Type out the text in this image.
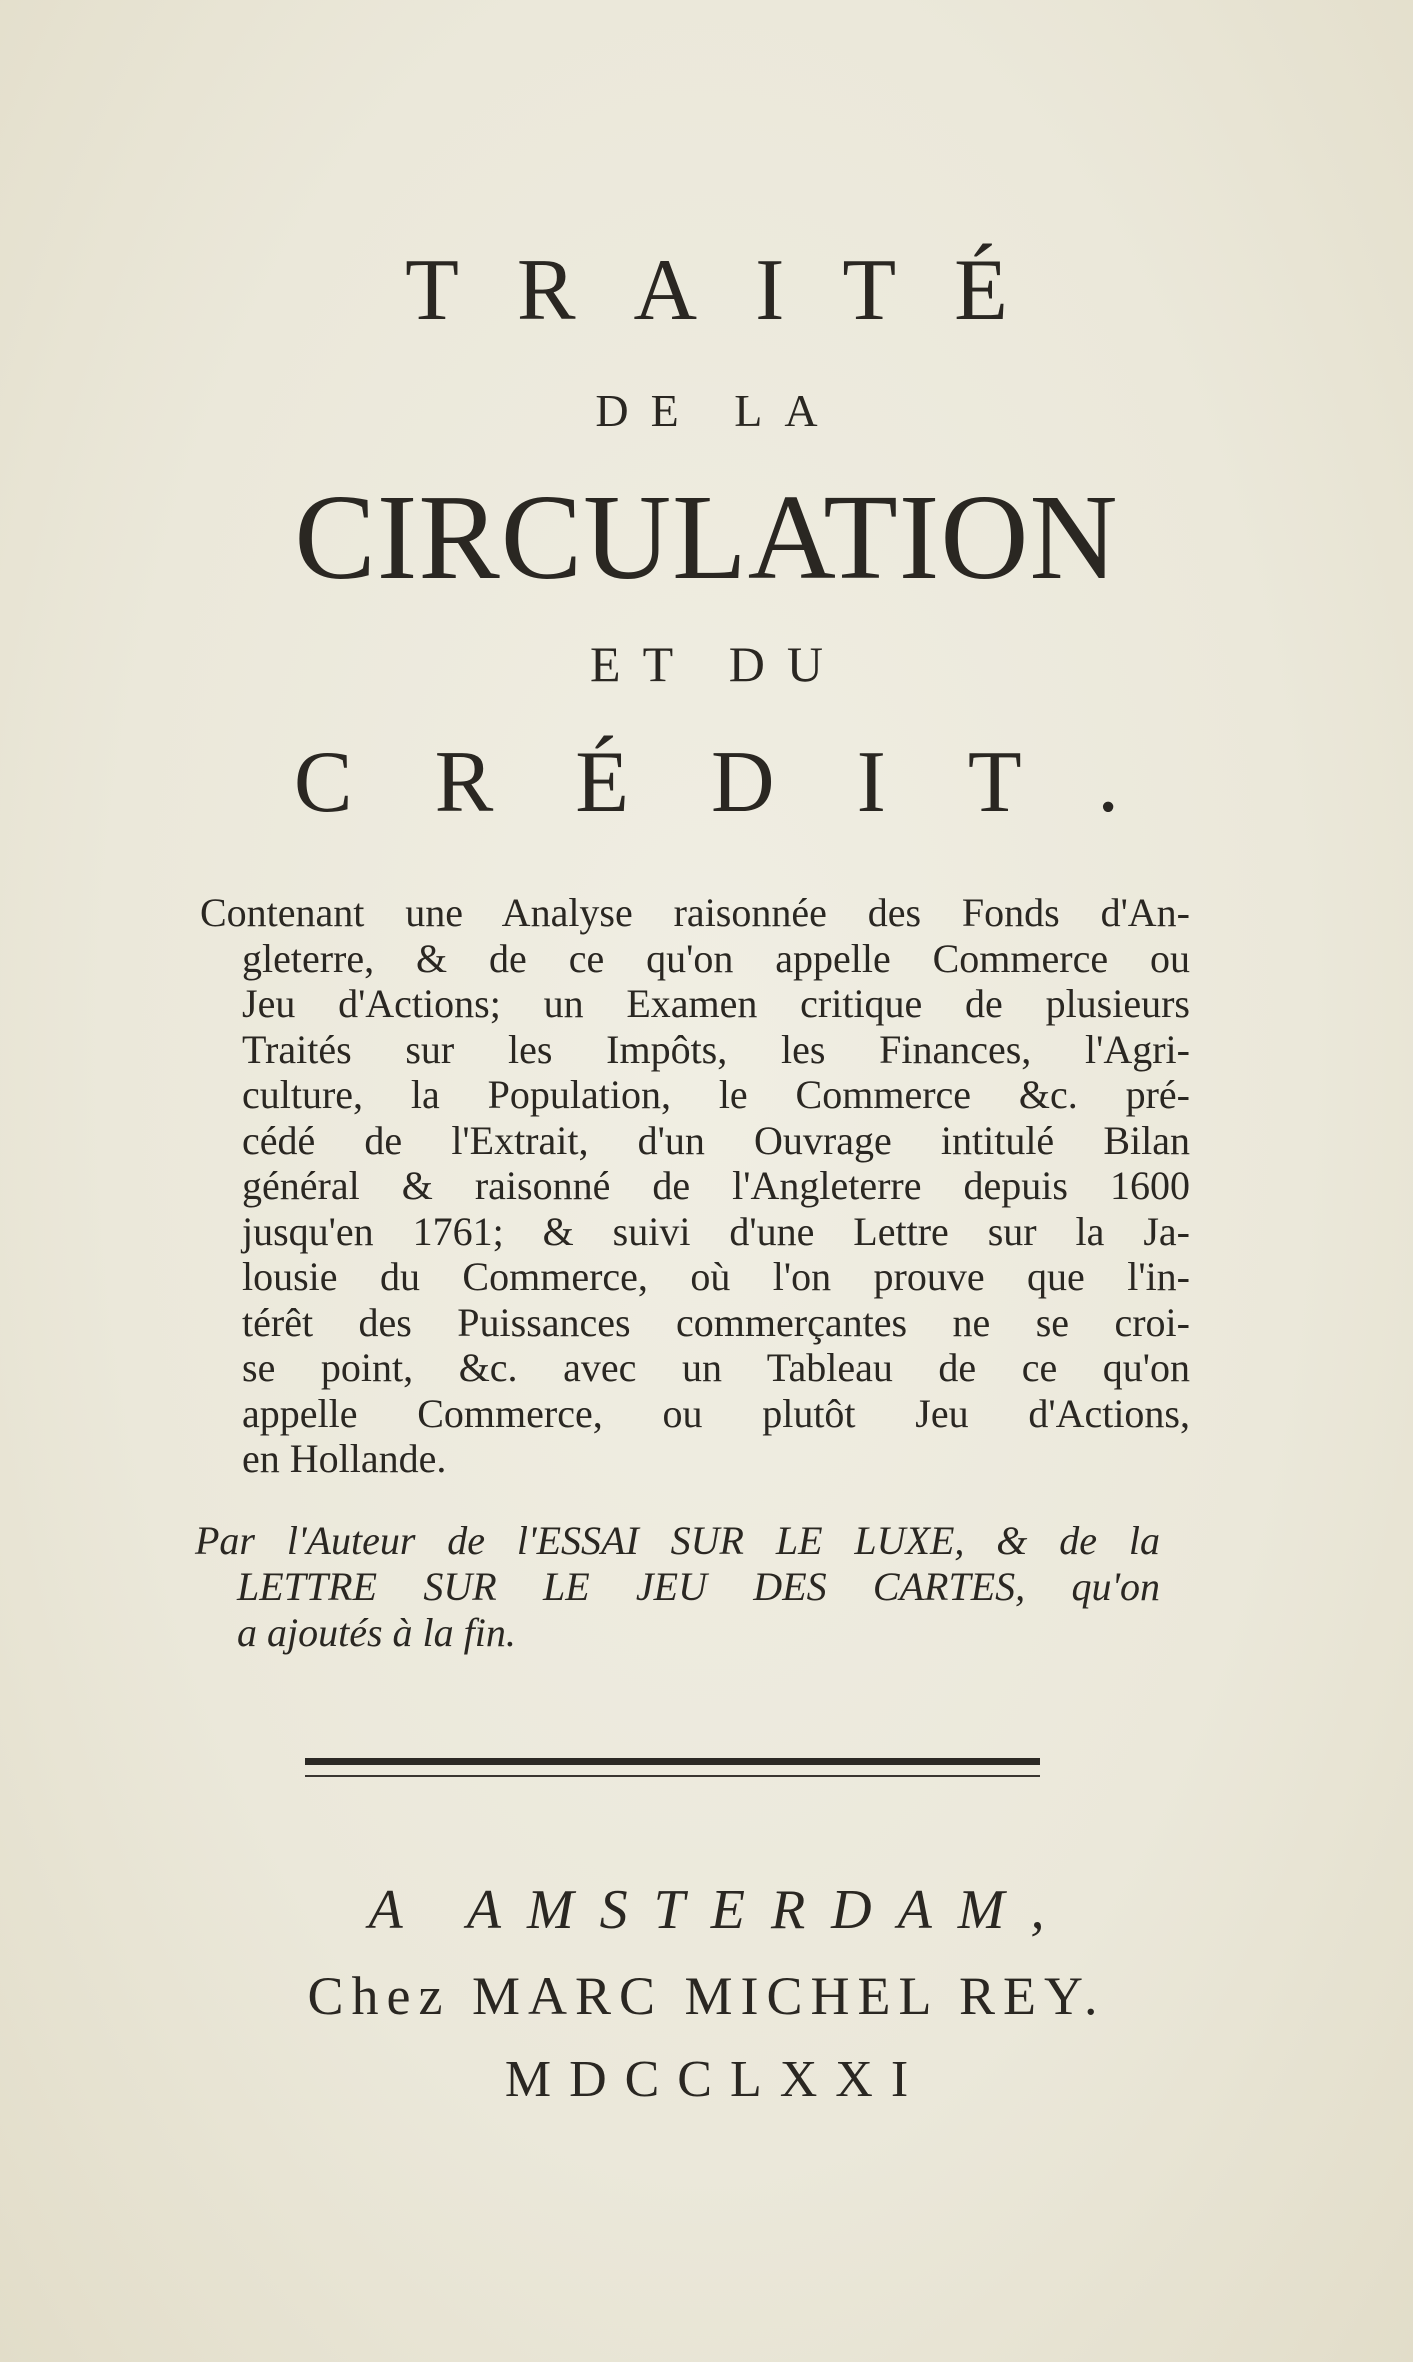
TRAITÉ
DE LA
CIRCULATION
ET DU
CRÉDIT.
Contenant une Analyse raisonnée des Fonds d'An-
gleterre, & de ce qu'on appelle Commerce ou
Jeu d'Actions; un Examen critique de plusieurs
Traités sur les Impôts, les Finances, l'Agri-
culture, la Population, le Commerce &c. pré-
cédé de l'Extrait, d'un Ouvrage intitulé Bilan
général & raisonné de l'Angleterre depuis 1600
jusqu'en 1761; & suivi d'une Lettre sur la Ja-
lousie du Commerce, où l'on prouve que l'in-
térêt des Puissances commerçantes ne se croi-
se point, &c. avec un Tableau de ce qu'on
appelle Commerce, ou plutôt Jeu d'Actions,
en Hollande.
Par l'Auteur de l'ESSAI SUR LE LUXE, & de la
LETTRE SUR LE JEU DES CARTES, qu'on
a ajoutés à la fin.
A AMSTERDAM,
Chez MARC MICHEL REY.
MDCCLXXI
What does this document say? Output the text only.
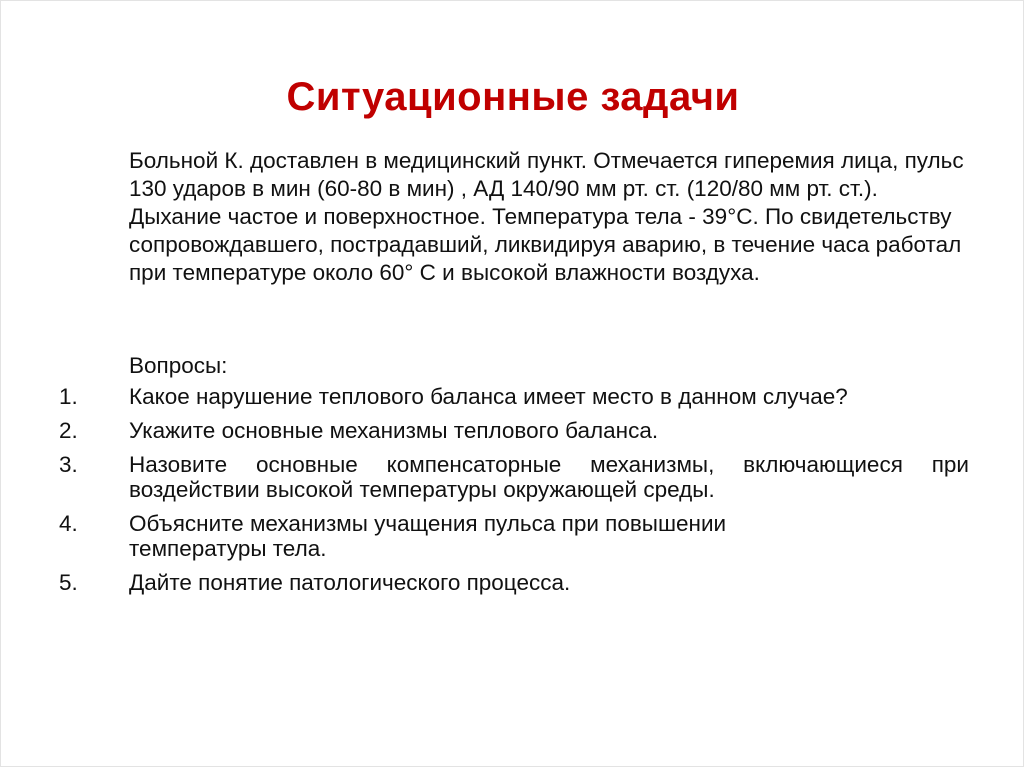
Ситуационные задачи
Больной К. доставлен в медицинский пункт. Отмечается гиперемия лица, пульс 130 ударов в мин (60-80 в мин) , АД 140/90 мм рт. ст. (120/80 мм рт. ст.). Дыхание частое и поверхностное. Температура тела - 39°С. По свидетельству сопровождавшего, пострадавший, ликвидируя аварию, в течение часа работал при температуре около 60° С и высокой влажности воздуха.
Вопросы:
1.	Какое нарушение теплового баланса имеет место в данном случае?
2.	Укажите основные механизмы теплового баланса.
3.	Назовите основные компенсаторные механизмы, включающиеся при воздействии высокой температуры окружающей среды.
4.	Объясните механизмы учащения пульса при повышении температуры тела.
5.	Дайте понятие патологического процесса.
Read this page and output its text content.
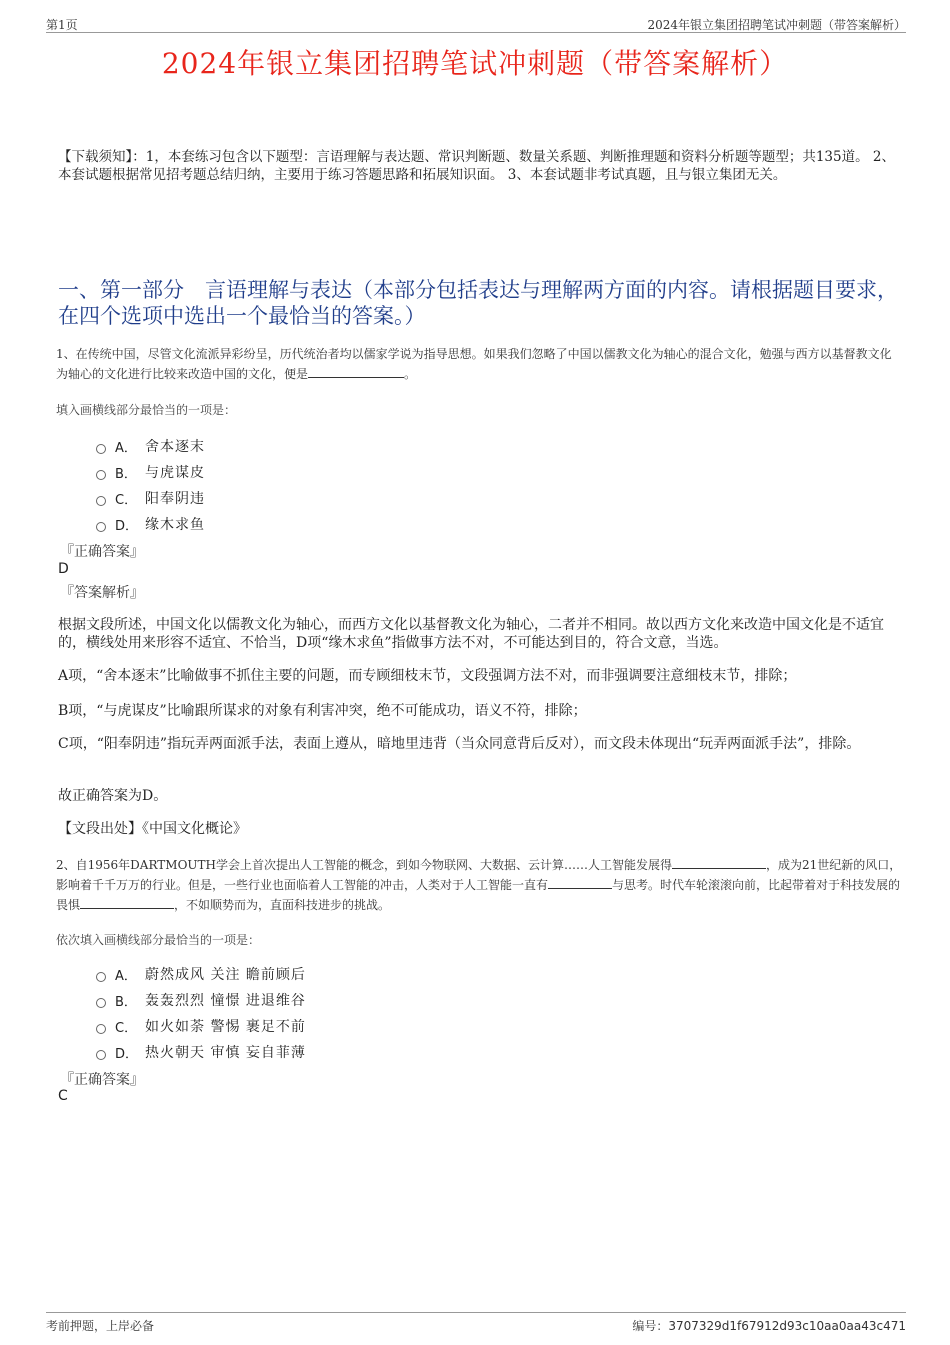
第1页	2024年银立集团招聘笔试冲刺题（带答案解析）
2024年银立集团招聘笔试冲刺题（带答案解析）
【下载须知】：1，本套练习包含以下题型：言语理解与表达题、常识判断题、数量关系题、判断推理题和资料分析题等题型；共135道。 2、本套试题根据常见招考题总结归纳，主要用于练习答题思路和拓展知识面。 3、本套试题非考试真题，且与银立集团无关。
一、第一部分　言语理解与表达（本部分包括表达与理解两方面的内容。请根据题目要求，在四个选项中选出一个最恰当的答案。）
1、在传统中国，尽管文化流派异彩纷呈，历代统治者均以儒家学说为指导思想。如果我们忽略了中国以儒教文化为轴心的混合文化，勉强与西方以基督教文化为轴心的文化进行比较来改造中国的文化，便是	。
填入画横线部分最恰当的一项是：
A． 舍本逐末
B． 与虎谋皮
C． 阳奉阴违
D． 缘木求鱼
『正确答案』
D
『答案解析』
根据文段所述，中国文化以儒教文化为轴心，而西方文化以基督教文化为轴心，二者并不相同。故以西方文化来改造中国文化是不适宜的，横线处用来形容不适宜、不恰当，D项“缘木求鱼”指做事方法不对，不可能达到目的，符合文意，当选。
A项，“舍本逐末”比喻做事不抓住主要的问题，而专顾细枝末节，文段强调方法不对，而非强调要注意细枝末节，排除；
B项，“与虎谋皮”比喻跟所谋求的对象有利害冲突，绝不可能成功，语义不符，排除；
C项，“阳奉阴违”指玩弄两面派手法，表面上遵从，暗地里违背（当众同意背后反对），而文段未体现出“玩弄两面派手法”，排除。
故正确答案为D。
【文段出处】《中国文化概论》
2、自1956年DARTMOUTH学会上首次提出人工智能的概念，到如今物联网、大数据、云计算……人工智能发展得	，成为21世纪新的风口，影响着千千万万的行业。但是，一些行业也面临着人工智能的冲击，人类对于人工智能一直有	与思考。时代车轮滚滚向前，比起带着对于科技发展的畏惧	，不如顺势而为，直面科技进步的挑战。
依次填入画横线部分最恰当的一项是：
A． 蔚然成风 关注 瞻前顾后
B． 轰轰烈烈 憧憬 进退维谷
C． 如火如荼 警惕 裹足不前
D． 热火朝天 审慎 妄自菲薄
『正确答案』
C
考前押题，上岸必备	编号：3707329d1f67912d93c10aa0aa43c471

######

Retype everything in the material word for word, minus pictures.

Type out the text in this image.
TRAITÉ
DE LA
CIRCULATION
ET DU
CRÉDIT.
Contenant une Analyse raisonnée des Fonds d'An-
gleterre, & de ce qu'on appelle Commerce ou
Jeu d'Actions; un Examen critique de plusieurs
Traités sur les Impôts, les Finances, l'Agri-
culture, la Population, le Commerce &c. pré-
cédé de l'Extrait, d'un Ouvrage intitulé Bilan
général & raisonné de l'Angleterre depuis 1600
jusqu'en 1761; & suivi d'une Lettre sur la Ja-
lousie du Commerce, où l'on prouve que l'in-
térêt des Puissances commerçantes ne se croi-
se point, &c. avec un Tableau de ce qu'on
appelle Commerce, ou plutôt Jeu d'Actions,
en Hollande.
Par l'Auteur de l'ESSAI SUR LE LUXE, & de la
LETTRE SUR LE JEU DES CARTES, qu'on
a ajoutés à la fin.
A AMSTERDAM,
Chez MARC MICHEL REY.
MDCCLXXI
What does this document say? Output the text only.
Ситуационные задачи
Больной К. доставлен в медицинский пункт. Отмечается гиперемия лица, пульс 130 ударов в мин (60-80 в мин) , АД 140/90 мм рт. ст. (120/80 мм рт. ст.). Дыхание частое и поверхностное. Температура тела - 39°С. По свидетельству сопровождавшего, пострадавший, ликвидируя аварию, в течение часа работал при температуре около 60° С и высокой влажности воздуха.
Вопросы:
1.	Какое нарушение теплового баланса имеет место в данном случае?
2.	Укажите основные механизмы теплового баланса.
3.	Назовите основные компенсаторные механизмы, включающиеся при воздействии высокой температуры окружающей среды.
4.	Объясните механизмы учащения пульса при повышении температуры тела.
5.	Дайте понятие патологического процесса.
Read this page and output its text content.
第1页	2024年银立集团招聘笔试冲刺题（带答案解析）
2024年银立集团招聘笔试冲刺题（带答案解析）
【下载须知】：1，本套练习包含以下题型：言语理解与表达题、常识判断题、数量关系题、判断推理题和资料分析题等题型；共135道。 2、本套试题根据常见招考题总结归纳，主要用于练习答题思路和拓展知识面。 3、本套试题非考试真题，且与银立集团无关。
一、第一部分　言语理解与表达（本部分包括表达与理解两方面的内容。请根据题目要求，在四个选项中选出一个最恰当的答案。）
1、在传统中国，尽管文化流派异彩纷呈，历代统治者均以儒家学说为指导思想。如果我们忽略了中国以儒教文化为轴心的混合文化，勉强与西方以基督教文化为轴心的文化进行比较来改造中国的文化，便是	。
填入画横线部分最恰当的一项是：
A． 舍本逐末
B． 与虎谋皮
C． 阳奉阴违
D． 缘木求鱼
『正确答案』
D
『答案解析』
根据文段所述，中国文化以儒教文化为轴心，而西方文化以基督教文化为轴心，二者并不相同。故以西方文化来改造中国文化是不适宜的，横线处用来形容不适宜、不恰当，D项“缘木求鱼”指做事方法不对，不可能达到目的，符合文意，当选。
A项，“舍本逐末”比喻做事不抓住主要的问题，而专顾细枝末节，文段强调方法不对，而非强调要注意细枝末节，排除；
B项，“与虎谋皮”比喻跟所谋求的对象有利害冲突，绝不可能成功，语义不符，排除；
C项，“阳奉阴违”指玩弄两面派手法，表面上遵从，暗地里违背（当众同意背后反对），而文段未体现出“玩弄两面派手法”，排除。
故正确答案为D。
【文段出处】《中国文化概论》
2、自1956年DARTMOUTH学会上首次提出人工智能的概念，到如今物联网、大数据、云计算……人工智能发展得	，成为21世纪新的风口，影响着千千万万的行业。但是，一些行业也面临着人工智能的冲击，人类对于人工智能一直有	与思考。时代车轮滚滚向前，比起带着对于科技发展的畏惧	，不如顺势而为，直面科技进步的挑战。
依次填入画横线部分最恰当的一项是：
A． 蔚然成风 关注 瞻前顾后
B． 轰轰烈烈 憧憬 进退维谷
C． 如火如荼 警惕 裹足不前
D． 热火朝天 审慎 妄自菲薄
『正确答案』
C
考前押题，上岸必备	编号：3707329d1f67912d93c10aa0aa43c471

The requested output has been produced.